What you will do:
- a) Answer these questions from the planar transformer excerpt, one per line:
(i) How many turns does the primary winding of the planar transformer 100 have?
(ii) Which two windings of the planar transformer 340 are connected in parallel?
(iii) What does the shield winding 303/304 provide?
- b) Write the next passage of the planar transformer excerpt, picking up after its final sentence.

Selected excerpt:
****
From TABLE 1, it can be seen that primary winding of the planar transformer 100 has 32 turns (i.e., 8 turns×4 layers), the auxiliary winding of the planar transformer 100 has 8 turns, and each of the secondary windings of the planar transformer 100 has 4 turns. Generally speaking, to reduce the number of layers of the PCB for a given number of turns, the winding traces need to be wound as much as possible in every single layer. However, the DC and AC resistance of a winding will increase as its winding traces become too narrow, resulting in high conduction losses and low efficiency.
FIG. 3 shows a schematic diagram of an SMPS 300 in accordance with an embodiment of the present invention. The SMPS 300 receives an AC source voltage to generate a regulated output DC voltage. In the example of FIG. 3, the SMPS 300 comprises an input circuit 320, a planar transformer 340, and an output circuit 330. In the example of FIG. 3, the planar transformer 340 comprises a primary winding 301, an auxiliary winding 302, a first shield winding 303, a second shield winding 304, a first secondary winding 305, and a second secondary winding 306. In the example of FIG. 3, the first secondary winding 305 and the second secondary winding 306 are connected in parallel to reduce DC and AC resistance on the secondary side and to increase coupling with the primary winding 301 by sandwich winding method.
In the example of FIG. 3, the input circuit 320 receives, filters, and rectifies the AC source voltage. One end of the primary winding 301 may be electrically connected to an energy storage element, such as a bulk capacitor C1 of the input circuit 320. The other end the primary winding 301 may be electrically connected to a switching device, such as the transistor Q1. One end of the auxiliary winding 302 may be electrically connected to an energy storage element (e.g., capacitor C3) and another end of the auxiliary winding 302 may be electrically connected to a power rail (e.g., ground reference). In the example of FIG. 3, the auxiliary winding 302 is electrically connected to the capacitor C3 by way of a rectifier 310 (e.g., a diode) to generate a supply voltage for the input circuit 320 or other circuit. A secondary winding 305/306 may be electrically connected to an output circuit 330 that charges an output capacitor C2. One end of a shield winding 303/304 may be electrically connected to an energy storage element (e.g., the bulk capacitor C1) or a power rail (e.g., ground reference), and the other end of the shield winding 303/304 may be left unconnected, i.e., open. The shield winding 303/304 provides noise cancellation.
****
Information given:
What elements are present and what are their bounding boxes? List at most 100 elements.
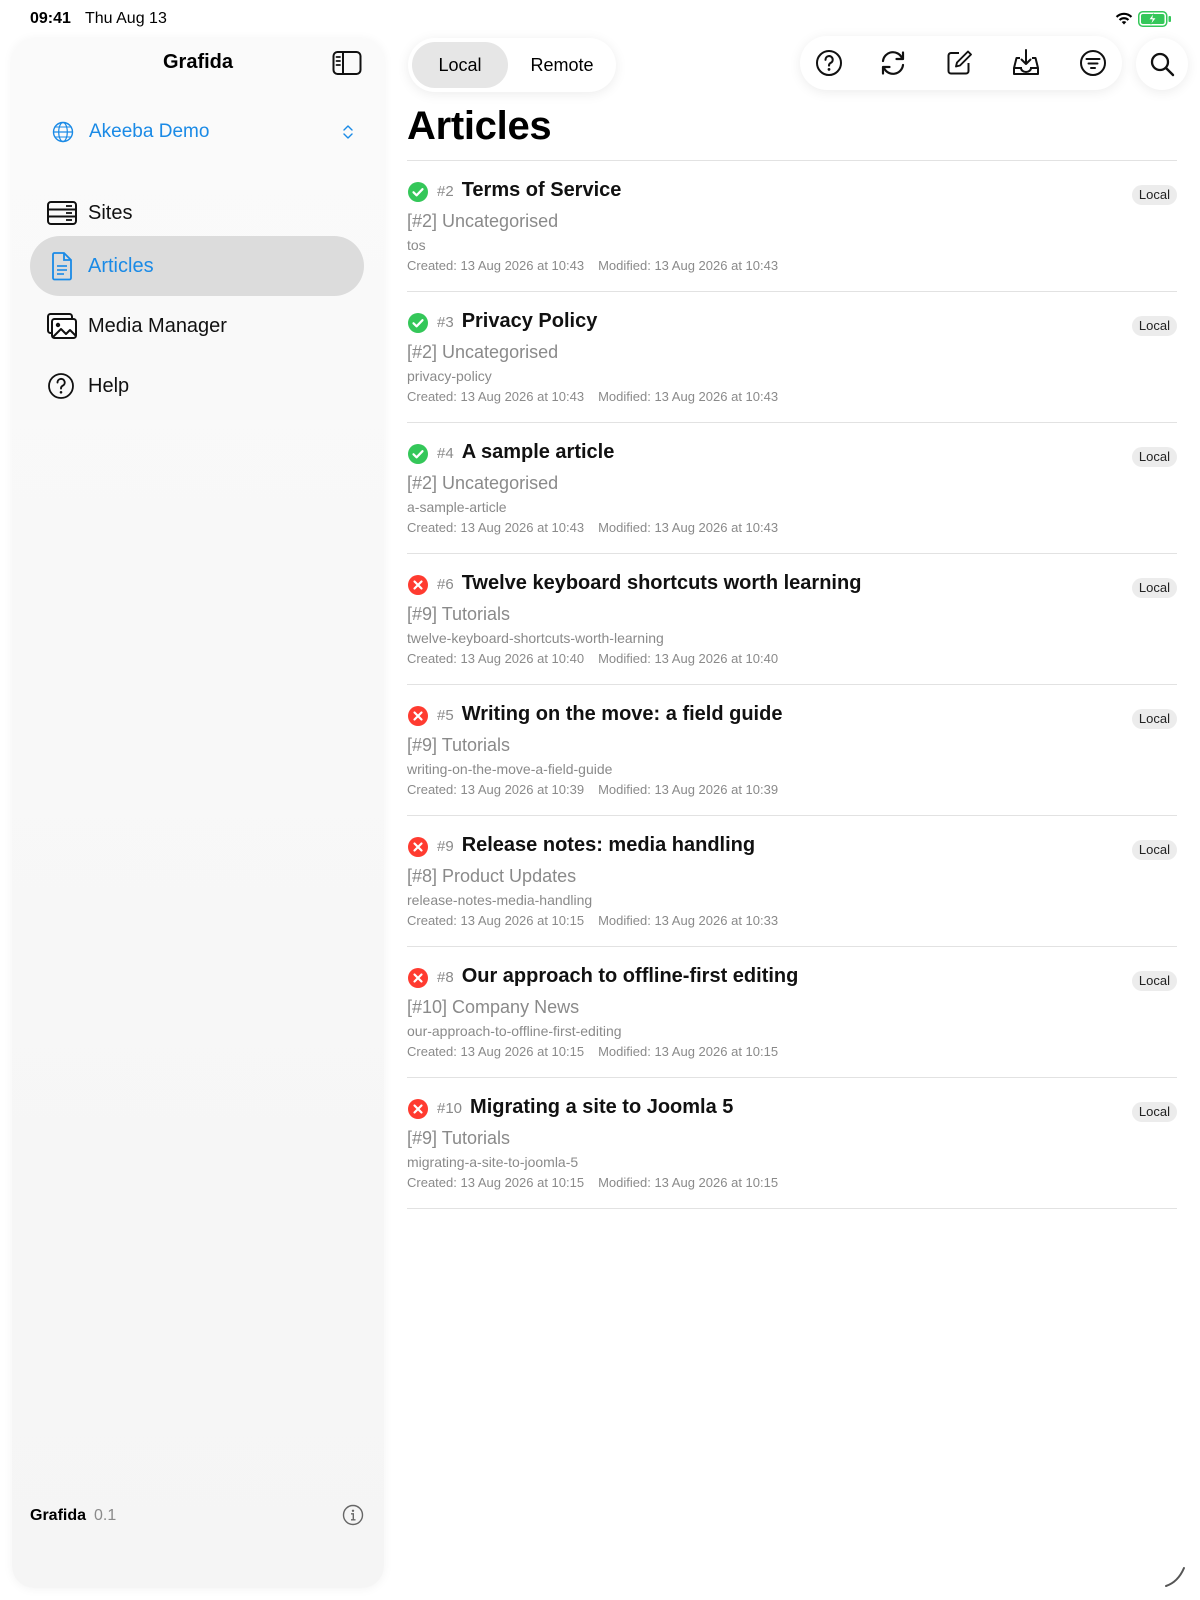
filter-icon[interactable] xyxy=(1078,48,1108,78)
article-dates: Created: 13 Aug 2026 at 10:39 Modified: 1… xyxy=(407,782,778,797)
article-heading: #4 A sample article xyxy=(437,441,614,464)
article-heading: #6 Twelve keyboard shortcuts worth learni… xyxy=(437,572,861,595)
article-row[interactable]: #5 Writing on the move: a field guide [#9]… xyxy=(407,685,1177,816)
article-title: A sample article xyxy=(461,441,615,463)
sidebar-item-media-manager[interactable]: Media Manager xyxy=(30,296,364,356)
article-alias: our-approach-to-offline-first-editing xyxy=(407,1023,622,1039)
article-dates: Created: 13 Aug 2026 at 10:40 Modified: 1… xyxy=(407,651,778,666)
unpublished-x-icon xyxy=(408,706,428,726)
resize-handle-icon[interactable] xyxy=(1160,1560,1190,1590)
article-created: Created: 13 Aug 2026 at 10:43 xyxy=(407,258,585,273)
article-created: Created: 13 Aug 2026 at 10:15 xyxy=(407,1044,585,1059)
sidebar-item-label: Help xyxy=(88,374,130,397)
article-modified: Modified: 13 Aug 2026 at 10:33 xyxy=(598,913,779,928)
article-dates: Created: 13 Aug 2026 at 10:43 Modified: 1… xyxy=(407,520,778,535)
article-modified: Modified: 13 Aug 2026 at 10:43 xyxy=(598,520,779,535)
help-icon[interactable] xyxy=(814,48,844,78)
location-badge: Local xyxy=(1131,1102,1177,1122)
sidebar-item-label: Sites xyxy=(88,201,133,224)
article-modified: Modified: 13 Aug 2026 at 10:39 xyxy=(598,782,779,797)
article-row[interactable]: #2 Terms of Service [#2] Uncategorised tos C… xyxy=(407,161,1177,292)
article-heading: #2 Terms of Service xyxy=(437,179,621,202)
article-modified: Modified: 13 Aug 2026 at 10:15 xyxy=(598,1044,779,1059)
sidebar-title: Grafida xyxy=(162,51,234,73)
article-modified: Modified: 13 Aug 2026 at 10:43 xyxy=(598,258,779,273)
location-badge: Local xyxy=(1131,840,1177,860)
article-id: #5 xyxy=(437,707,454,724)
article-created: Created: 13 Aug 2026 at 10:43 xyxy=(407,520,585,535)
article-created: Created: 13 Aug 2026 at 10:39 xyxy=(407,782,585,797)
published-check-icon xyxy=(408,444,428,464)
article-title: Migrating a site to Joomla 5 xyxy=(470,1096,734,1118)
articles-list: #2 Terms of Service [#2] Uncategorised tos C… xyxy=(407,160,1177,1209)
article-row[interactable]: #3 Privacy Policy [#2] Uncategorised privac… xyxy=(407,292,1177,423)
article-category: [#2] Uncategorised xyxy=(407,342,559,362)
sidebar-toggle-icon[interactable] xyxy=(332,50,362,76)
status-time: 09:41 xyxy=(30,10,71,27)
article-row[interactable]: #9 Release notes: media handling [#8] Prod… xyxy=(407,816,1177,947)
article-id: #3 xyxy=(437,314,454,331)
info-icon[interactable] xyxy=(342,1504,364,1526)
location-badge: Local xyxy=(1131,316,1177,336)
article-alias: writing-on-the-move-a-field-guide xyxy=(407,761,613,777)
sidebar-item-label: Articles xyxy=(88,254,154,277)
article-alias: migrating-a-site-to-joomla-5 xyxy=(407,1154,579,1170)
article-created: Created: 13 Aug 2026 at 10:15 xyxy=(407,913,585,928)
article-alias: twelve-keyboard-shortcuts-worth-learning xyxy=(407,630,664,646)
article-dates: Created: 13 Aug 2026 at 10:15 Modified: 1… xyxy=(407,913,778,928)
globe-icon xyxy=(52,121,74,143)
sidebar-item-help[interactable]: Help xyxy=(30,356,364,416)
article-category: [#9] Tutorials xyxy=(407,1128,511,1148)
chevron-up-down-icon xyxy=(343,125,353,139)
article-heading: #5 Writing on the move: a field guide xyxy=(437,703,782,726)
article-row[interactable]: #6 Twelve keyboard shortcuts worth learni… xyxy=(407,554,1177,685)
article-dates: Created: 13 Aug 2026 at 10:15 Modified: 1… xyxy=(407,1044,778,1059)
download-tray-icon[interactable] xyxy=(1011,48,1041,78)
battery-charging-icon xyxy=(1138,11,1171,27)
status-bar: 09:41 Thu Aug 13 xyxy=(0,0,1200,36)
article-id: #10 xyxy=(437,1100,463,1117)
article-created: Created: 13 Aug 2026 at 10:43 xyxy=(407,389,585,404)
site-name: Akeeba Demo xyxy=(89,121,210,142)
article-title: Writing on the move: a field guide xyxy=(461,703,783,725)
search-button[interactable] xyxy=(1136,38,1188,90)
article-heading: #9 Release notes: media handling xyxy=(437,834,755,857)
app-version: 0.1 xyxy=(94,1507,117,1524)
sync-icon[interactable] xyxy=(878,48,908,78)
article-row[interactable]: #4 A sample article [#2] Uncategorised a-sa… xyxy=(407,423,1177,554)
article-category: [#2] Uncategorised xyxy=(407,473,559,493)
published-check-icon xyxy=(408,182,428,202)
sidebar-item-articles[interactable]: Articles xyxy=(30,236,364,296)
sidebar-item-sites[interactable]: Sites xyxy=(30,183,364,243)
location-badge: Local xyxy=(1131,578,1177,598)
compose-icon[interactable] xyxy=(944,48,974,78)
article-alias: privacy-policy xyxy=(407,368,492,384)
segment-remote[interactable]: Remote xyxy=(512,42,612,88)
article-row[interactable]: #10 Migrating a site to Joomla 5 [#9] Tuto… xyxy=(407,1078,1177,1209)
article-alias: tos xyxy=(407,237,426,253)
wifi-icon xyxy=(1115,12,1133,25)
location-badge: Local xyxy=(1131,971,1177,991)
article-title: Our approach to offline-first editing xyxy=(461,965,799,987)
article-id: #8 xyxy=(437,969,454,986)
article-title: Release notes: media handling xyxy=(461,834,756,856)
unpublished-x-icon xyxy=(408,1099,428,1119)
article-dates: Created: 13 Aug 2026 at 10:43 Modified: 1… xyxy=(407,258,778,273)
segment-local[interactable]: Local xyxy=(412,42,508,88)
article-heading: #8 Our approach to offline-first editing xyxy=(437,965,798,988)
server-icon xyxy=(47,201,77,225)
article-alias: release-notes-media-handling xyxy=(407,892,593,908)
site-picker[interactable]: Akeeba Demo xyxy=(52,116,362,148)
article-title: Privacy Policy xyxy=(461,310,598,332)
article-modified: Modified: 13 Aug 2026 at 10:15 xyxy=(598,1175,779,1190)
sidebar: Grafida Akeeba Demo Sites Articles Media… xyxy=(12,38,384,1588)
photos-icon xyxy=(47,313,77,339)
page-title: Articles xyxy=(407,104,552,148)
article-category: [#8] Product Updates xyxy=(407,866,577,886)
article-title: Twelve keyboard shortcuts worth learning xyxy=(461,572,862,594)
article-heading: #3 Privacy Policy xyxy=(437,310,597,333)
article-row[interactable]: #8 Our approach to offline-first editing [… xyxy=(407,947,1177,1078)
question-circle-icon xyxy=(48,373,74,399)
location-badge: Local xyxy=(1131,185,1177,205)
article-title: Terms of Service xyxy=(461,179,622,201)
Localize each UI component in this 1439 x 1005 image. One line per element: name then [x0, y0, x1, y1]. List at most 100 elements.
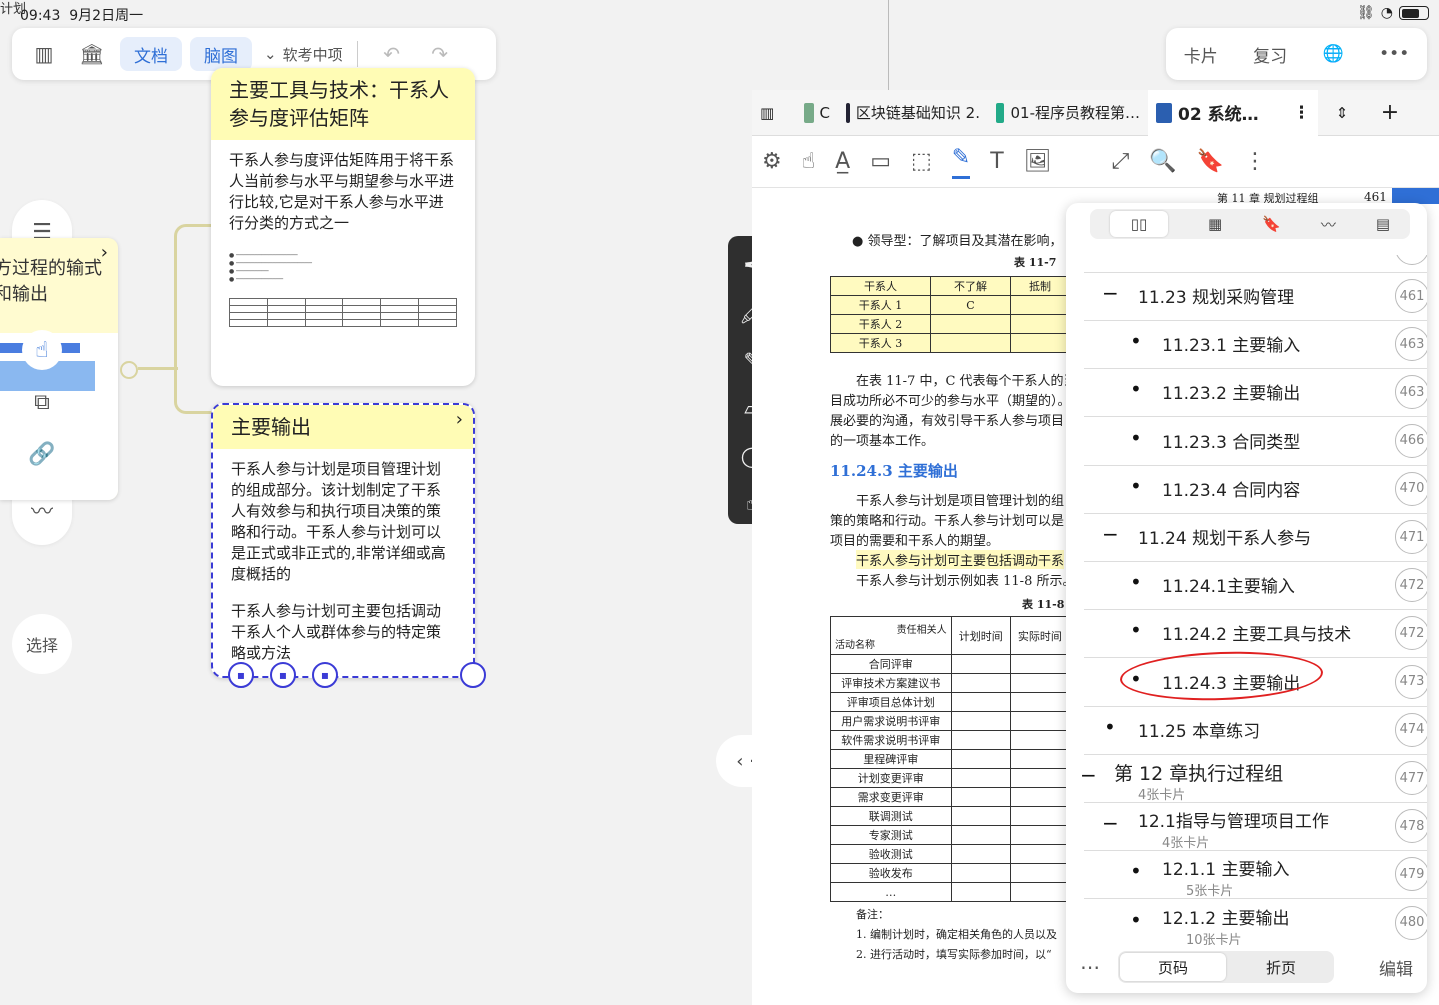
****
Answers for the exercise:
- a)
(i) 32 turns (8 turns × 4 layers).
(ii) The first secondary winding 305 and the second secondary winding 306.
(iii) Noise cancellation.

- b)
The SMPS 300 may operate in accordance with conventional SMPS operation. As can be appreciated, the planar transformer 340 is not limited to an SMPS. The planar transformer 340 may be employed in other circuits that require a transformer.
FIG. 4 shows an exploded view of the planar transformer 340 in accordance with an embodiment of the present invention. In the example of FIG. 4, the planar transformer 340 comprises a PCB and a magnetic core. In one embodiment, the PCB is a multilayer PCB comprising the PCB layers 401-408, which are sandwiched between an upper core 412-1 and a lower core 412-2 of the magnetic core. The upper core 412-1 and the lower core 412-2 may comprise ferrite or other material suitable for use as a core of a transformer. Each of the PCB layers 401-408 may have an opening through which a portion of the magnetic core (see 413) may protrude when the PCB layers 401-408 are sandwiched between the upper core 412-1 and the lower core 412-2.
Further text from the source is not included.